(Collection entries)
--

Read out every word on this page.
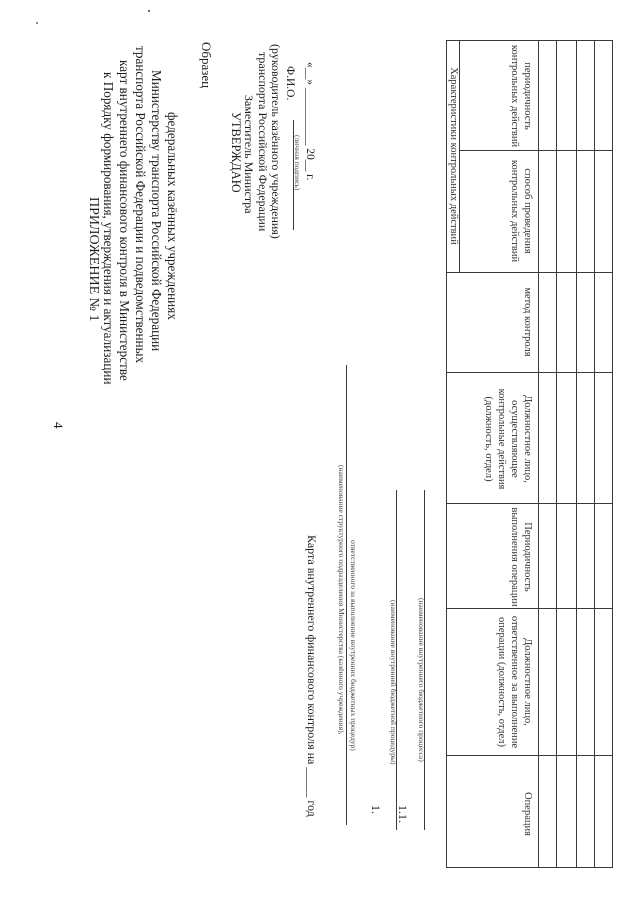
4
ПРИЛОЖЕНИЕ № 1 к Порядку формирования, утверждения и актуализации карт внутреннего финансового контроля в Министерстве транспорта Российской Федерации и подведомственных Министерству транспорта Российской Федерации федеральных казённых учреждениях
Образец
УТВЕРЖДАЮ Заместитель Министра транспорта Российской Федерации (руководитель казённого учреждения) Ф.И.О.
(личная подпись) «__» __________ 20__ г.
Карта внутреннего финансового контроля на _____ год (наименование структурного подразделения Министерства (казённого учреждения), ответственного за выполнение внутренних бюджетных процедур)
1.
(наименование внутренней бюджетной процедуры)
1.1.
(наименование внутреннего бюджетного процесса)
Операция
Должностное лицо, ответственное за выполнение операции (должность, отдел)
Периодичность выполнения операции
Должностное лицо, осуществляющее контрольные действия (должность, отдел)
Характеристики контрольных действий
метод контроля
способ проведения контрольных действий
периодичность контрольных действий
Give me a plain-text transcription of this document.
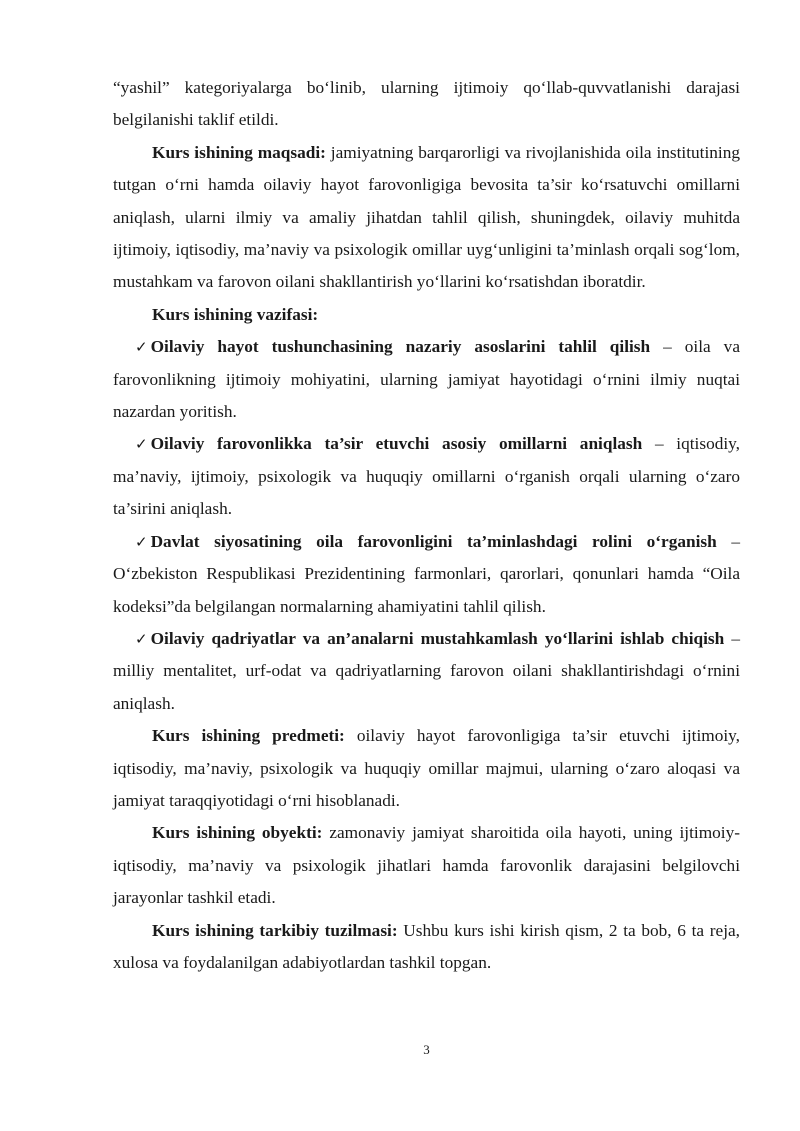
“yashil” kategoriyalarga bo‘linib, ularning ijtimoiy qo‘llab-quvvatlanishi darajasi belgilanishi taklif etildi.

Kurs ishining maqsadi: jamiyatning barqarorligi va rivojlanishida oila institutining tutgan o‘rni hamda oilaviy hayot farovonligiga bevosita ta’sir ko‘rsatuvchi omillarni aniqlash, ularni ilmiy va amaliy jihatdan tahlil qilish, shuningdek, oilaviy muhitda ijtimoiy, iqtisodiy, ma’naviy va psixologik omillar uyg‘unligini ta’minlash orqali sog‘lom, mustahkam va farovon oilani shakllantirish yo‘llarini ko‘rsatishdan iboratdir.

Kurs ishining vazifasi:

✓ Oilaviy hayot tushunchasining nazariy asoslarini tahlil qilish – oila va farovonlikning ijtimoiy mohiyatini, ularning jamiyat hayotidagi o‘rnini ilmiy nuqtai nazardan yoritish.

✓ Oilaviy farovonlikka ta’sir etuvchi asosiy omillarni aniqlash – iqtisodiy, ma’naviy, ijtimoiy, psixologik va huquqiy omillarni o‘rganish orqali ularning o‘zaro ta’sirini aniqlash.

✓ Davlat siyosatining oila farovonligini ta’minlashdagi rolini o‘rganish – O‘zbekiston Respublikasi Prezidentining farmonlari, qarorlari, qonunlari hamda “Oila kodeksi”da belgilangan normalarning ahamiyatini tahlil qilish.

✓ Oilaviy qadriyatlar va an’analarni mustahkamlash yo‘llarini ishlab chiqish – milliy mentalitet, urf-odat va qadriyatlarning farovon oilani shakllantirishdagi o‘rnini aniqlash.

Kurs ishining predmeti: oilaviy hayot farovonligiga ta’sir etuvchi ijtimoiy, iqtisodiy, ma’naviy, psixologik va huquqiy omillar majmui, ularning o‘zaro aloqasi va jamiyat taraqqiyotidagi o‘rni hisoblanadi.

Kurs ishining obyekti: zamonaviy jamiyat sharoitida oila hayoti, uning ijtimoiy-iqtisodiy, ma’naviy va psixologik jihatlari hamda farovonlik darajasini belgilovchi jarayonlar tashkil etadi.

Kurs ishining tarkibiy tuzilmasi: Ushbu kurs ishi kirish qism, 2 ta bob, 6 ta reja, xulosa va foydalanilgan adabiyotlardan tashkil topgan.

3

--

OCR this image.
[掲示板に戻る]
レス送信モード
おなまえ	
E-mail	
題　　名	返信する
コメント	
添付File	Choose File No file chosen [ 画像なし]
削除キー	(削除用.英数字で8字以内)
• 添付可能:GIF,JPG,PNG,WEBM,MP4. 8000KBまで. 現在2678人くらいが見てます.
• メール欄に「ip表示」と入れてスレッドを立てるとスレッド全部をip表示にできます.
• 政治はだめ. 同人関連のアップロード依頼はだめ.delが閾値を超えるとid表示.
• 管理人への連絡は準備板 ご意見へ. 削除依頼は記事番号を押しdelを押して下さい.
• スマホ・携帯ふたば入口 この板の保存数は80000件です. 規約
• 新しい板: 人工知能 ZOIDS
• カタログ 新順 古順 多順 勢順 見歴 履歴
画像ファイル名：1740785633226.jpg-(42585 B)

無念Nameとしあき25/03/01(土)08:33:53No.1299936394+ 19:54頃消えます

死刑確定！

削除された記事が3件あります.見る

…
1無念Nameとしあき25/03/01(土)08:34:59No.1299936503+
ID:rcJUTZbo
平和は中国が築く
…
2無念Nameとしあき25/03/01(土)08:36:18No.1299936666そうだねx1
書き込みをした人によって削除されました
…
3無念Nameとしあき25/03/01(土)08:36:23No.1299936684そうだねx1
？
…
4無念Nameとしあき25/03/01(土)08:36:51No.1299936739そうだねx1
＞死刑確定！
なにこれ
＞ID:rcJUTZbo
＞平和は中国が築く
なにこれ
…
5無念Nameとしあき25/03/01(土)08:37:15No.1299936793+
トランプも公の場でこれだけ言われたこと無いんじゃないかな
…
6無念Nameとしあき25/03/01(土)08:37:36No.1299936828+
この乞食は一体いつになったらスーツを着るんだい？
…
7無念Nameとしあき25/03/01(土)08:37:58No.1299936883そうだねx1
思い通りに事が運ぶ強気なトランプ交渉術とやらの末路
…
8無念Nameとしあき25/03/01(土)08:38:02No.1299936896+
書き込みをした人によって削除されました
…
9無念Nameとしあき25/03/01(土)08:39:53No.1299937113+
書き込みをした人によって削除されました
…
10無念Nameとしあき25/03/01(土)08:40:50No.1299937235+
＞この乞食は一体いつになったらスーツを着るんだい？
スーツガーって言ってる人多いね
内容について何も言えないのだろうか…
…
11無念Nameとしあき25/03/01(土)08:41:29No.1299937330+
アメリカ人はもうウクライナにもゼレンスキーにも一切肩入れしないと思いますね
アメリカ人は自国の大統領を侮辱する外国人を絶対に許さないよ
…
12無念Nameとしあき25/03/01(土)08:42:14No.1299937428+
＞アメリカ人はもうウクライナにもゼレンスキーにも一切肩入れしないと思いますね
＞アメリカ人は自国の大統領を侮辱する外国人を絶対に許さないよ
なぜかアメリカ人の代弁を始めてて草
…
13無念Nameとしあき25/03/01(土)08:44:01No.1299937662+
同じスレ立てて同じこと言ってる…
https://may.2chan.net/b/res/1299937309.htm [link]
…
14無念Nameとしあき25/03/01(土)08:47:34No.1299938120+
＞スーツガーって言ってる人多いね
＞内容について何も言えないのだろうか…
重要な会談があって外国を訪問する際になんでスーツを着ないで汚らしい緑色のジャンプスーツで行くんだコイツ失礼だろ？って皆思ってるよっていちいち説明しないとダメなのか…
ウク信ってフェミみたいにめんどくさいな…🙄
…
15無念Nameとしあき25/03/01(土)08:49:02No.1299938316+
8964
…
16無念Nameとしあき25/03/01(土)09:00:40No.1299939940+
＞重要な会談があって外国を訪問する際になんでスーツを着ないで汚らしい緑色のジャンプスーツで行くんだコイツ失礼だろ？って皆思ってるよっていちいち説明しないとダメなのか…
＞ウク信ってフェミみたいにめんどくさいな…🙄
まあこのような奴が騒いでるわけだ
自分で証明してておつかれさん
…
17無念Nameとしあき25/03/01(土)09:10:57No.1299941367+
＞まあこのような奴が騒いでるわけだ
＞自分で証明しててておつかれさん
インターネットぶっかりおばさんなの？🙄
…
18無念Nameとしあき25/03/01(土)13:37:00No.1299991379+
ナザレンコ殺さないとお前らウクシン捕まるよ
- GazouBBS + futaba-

--

» **Work required**
Pull out each line of the entries that contains "операции".

» **Full solution**
Должностное лицо, ответственное за выполнение операции (должность, отдел)
Периодичность выполнения операции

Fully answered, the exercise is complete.